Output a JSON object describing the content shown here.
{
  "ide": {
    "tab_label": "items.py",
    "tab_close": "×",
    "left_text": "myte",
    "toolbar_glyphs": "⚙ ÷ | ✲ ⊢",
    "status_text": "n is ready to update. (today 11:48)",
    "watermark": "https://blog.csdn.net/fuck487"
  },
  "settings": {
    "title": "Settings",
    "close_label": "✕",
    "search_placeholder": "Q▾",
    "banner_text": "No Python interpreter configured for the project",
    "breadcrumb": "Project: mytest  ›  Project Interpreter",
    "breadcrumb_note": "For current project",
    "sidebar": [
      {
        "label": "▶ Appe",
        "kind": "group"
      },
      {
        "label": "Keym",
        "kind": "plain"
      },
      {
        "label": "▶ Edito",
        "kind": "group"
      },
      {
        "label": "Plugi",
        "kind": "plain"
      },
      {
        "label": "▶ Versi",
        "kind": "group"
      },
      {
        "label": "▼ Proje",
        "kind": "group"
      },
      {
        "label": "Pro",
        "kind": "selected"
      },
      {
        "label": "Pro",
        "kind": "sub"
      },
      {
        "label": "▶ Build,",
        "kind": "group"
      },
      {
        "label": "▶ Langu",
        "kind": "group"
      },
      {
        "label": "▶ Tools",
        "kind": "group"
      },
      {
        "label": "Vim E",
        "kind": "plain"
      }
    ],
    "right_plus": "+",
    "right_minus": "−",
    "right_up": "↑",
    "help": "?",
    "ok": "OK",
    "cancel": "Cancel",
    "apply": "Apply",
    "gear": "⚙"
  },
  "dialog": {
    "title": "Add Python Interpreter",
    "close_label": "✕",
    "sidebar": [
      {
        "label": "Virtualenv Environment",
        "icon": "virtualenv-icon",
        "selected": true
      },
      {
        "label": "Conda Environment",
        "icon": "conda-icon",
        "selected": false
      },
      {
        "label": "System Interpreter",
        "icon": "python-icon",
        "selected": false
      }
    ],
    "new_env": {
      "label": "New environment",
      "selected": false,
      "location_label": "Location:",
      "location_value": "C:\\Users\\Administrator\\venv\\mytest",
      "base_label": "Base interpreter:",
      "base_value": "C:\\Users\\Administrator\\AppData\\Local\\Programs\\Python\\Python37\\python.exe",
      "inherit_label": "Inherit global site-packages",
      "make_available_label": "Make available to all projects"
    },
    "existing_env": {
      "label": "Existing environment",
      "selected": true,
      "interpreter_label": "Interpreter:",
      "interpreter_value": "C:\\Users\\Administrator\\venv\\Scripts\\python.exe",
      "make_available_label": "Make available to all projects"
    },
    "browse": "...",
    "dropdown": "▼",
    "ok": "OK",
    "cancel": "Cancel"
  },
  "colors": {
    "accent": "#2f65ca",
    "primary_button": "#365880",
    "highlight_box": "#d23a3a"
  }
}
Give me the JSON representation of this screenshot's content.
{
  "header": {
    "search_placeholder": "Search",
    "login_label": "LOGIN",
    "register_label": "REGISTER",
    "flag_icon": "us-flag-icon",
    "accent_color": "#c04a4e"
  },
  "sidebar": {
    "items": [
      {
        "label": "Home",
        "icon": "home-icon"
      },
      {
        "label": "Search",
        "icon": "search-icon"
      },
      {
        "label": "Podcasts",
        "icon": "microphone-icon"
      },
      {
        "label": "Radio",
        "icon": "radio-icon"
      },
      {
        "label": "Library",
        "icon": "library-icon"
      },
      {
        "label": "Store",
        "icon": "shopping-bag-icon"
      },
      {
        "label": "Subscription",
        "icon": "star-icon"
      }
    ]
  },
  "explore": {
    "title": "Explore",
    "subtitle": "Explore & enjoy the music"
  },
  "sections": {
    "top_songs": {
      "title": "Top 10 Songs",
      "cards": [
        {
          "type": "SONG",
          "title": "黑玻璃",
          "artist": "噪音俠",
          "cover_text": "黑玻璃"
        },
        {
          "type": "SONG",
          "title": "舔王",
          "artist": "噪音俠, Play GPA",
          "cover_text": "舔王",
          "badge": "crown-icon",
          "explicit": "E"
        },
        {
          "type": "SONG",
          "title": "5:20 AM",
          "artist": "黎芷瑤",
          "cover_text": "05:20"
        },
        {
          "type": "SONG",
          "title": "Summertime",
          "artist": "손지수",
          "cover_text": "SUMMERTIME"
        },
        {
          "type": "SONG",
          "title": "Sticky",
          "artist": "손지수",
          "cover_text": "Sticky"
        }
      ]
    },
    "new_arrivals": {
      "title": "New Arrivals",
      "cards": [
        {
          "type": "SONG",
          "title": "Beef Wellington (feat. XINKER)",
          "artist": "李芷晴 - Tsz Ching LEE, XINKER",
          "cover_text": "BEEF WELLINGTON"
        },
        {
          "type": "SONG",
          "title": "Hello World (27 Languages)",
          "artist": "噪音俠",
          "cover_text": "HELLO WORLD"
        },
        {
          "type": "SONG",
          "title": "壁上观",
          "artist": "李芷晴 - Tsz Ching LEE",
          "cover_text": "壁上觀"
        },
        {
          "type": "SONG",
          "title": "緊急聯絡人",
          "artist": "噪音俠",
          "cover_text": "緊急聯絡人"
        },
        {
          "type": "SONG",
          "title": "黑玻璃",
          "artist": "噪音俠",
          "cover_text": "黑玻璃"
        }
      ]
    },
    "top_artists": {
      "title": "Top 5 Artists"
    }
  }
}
○ ○ ○ ○
Restate the data above word for word, please.

Output a JSON object describing the content shown here.
{
  "ide": {
    "tab_label": "items.py",
    "tab_close": "×",
    "left_text": "myte",
    "toolbar_glyphs": "⚙ ÷ | ✲ ⊢",
    "status_text": "n is ready to update. (today 11:48)",
    "watermark": "https://blog.csdn.net/fuck487"
  },
  "settings": {
    "title": "Settings",
    "close_label": "✕",
    "search_placeholder": "Q▾",
    "banner_text": "No Python interpreter configured for the project",
    "breadcrumb": "Project: mytest  ›  Project Interpreter",
    "breadcrumb_note": "For current project",
    "sidebar": [
      {
        "label": "▶ Appe",
        "kind": "group"
      },
      {
        "label": "Keym",
        "kind": "plain"
      },
      {
        "label": "▶ Edito",
        "kind": "group"
      },
      {
        "label": "Plugi",
        "kind": "plain"
      },
      {
        "label": "▶ Versi",
        "kind": "group"
      },
      {
        "label": "▼ Proje",
        "kind": "group"
      },
      {
        "label": "Pro",
        "kind": "selected"
      },
      {
        "label": "Pro",
        "kind": "sub"
      },
      {
        "label": "▶ Build,",
        "kind": "group"
      },
      {
        "label": "▶ Langu",
        "kind": "group"
      },
      {
        "label": "▶ Tools",
        "kind": "group"
      },
      {
        "label": "Vim E",
        "kind": "plain"
      }
    ],
    "right_plus": "+",
    "right_minus": "−",
    "right_up": "↑",
    "help": "?",
    "ok": "OK",
    "cancel": "Cancel",
    "apply": "Apply",
    "gear": "⚙"
  },
  "dialog": {
    "title": "Add Python Interpreter",
    "close_label": "✕",
    "sidebar": [
      {
        "label": "Virtualenv Environment",
        "icon": "virtualenv-icon",
        "selected": true
      },
      {
        "label": "Conda Environment",
        "icon": "conda-icon",
        "selected": false
      },
      {
        "label": "System Interpreter",
        "icon": "python-icon",
        "selected": false
      }
    ],
    "new_env": {
      "label": "New environment",
      "selected": false,
      "location_label": "Location:",
      "location_value": "C:\\Users\\Administrator\\venv\\mytest",
      "base_label": "Base interpreter:",
      "base_value": "C:\\Users\\Administrator\\AppData\\Local\\Programs\\Python\\Python37\\python.exe",
      "inherit_label": "Inherit global site-packages",
      "make_available_label": "Make available to all projects"
    },
    "existing_env": {
      "label": "Existing environment",
      "selected": true,
      "interpreter_label": "Interpreter:",
      "interpreter_value": "C:\\Users\\Administrator\\venv\\Scripts\\python.exe",
      "make_available_label": "Make available to all projects"
    },
    "browse": "...",
    "dropdown": "▼",
    "ok": "OK",
    "cancel": "Cancel"
  },
  "colors": {
    "accent": "#2f65ca",
    "primary_button": "#365880",
    "highlight_box": "#d23a3a"
  }
}
Give me the JSON representation of this screenshot's content.
{
  "header": {
    "search_placeholder": "Search",
    "login_label": "LOGIN",
    "register_label": "REGISTER",
    "flag_icon": "us-flag-icon",
    "accent_color": "#c04a4e"
  },
  "sidebar": {
    "items": [
      {
        "label": "Home",
        "icon": "home-icon"
      },
      {
        "label": "Search",
        "icon": "search-icon"
      },
      {
        "label": "Podcasts",
        "icon": "microphone-icon"
      },
      {
        "label": "Radio",
        "icon": "radio-icon"
      },
      {
        "label": "Library",
        "icon": "library-icon"
      },
      {
        "label": "Store",
        "icon": "shopping-bag-icon"
      },
      {
        "label": "Subscription",
        "icon": "star-icon"
      }
    ]
  },
  "explore": {
    "title": "Explore",
    "subtitle": "Explore & enjoy the music"
  },
  "sections": {
    "top_songs": {
      "title": "Top 10 Songs",
      "cards": [
        {
          "type": "SONG",
          "title": "黑玻璃",
          "artist": "噪音俠",
          "cover_text": "黑玻璃"
        },
        {
          "type": "SONG",
          "title": "舔王",
          "artist": "噪音俠, Play GPA",
          "cover_text": "舔王",
          "badge": "crown-icon",
          "explicit": "E"
        },
        {
          "type": "SONG",
          "title": "5:20 AM",
          "artist": "黎芷瑤",
          "cover_text": "05:20"
        },
        {
          "type": "SONG",
          "title": "Summertime",
          "artist": "손지수",
          "cover_text": "SUMMERTIME"
        },
        {
          "type": "SONG",
          "title": "Sticky",
          "artist": "손지수",
          "cover_text": "Sticky"
        }
      ]
    },
    "new_arrivals": {
      "title": "New Arrivals",
      "cards": [
        {
          "type": "SONG",
          "title": "Beef Wellington (feat. XINKER)",
          "artist": "李芷晴 - Tsz Ching LEE, XINKER",
          "cover_text": "BEEF WELLINGTON"
        },
        {
          "type": "SONG",
          "title": "Hello World (27 Languages)",
          "artist": "噪音俠",
          "cover_text": "HELLO WORLD"
        },
        {
          "type": "SONG",
          "title": "壁上观",
          "artist": "李芷晴 - Tsz Ching LEE",
          "cover_text": "壁上觀"
        },
        {
          "type": "SONG",
          "title": "緊急聯絡人",
          "artist": "噪音俠",
          "cover_text": "緊急聯絡人"
        },
        {
          "type": "SONG",
          "title": "黑玻璃",
          "artist": "噪音俠",
          "cover_text": "黑玻璃"
        }
      ]
    },
    "top_artists": {
      "title": "Top 5 Artists"
    }
  }
}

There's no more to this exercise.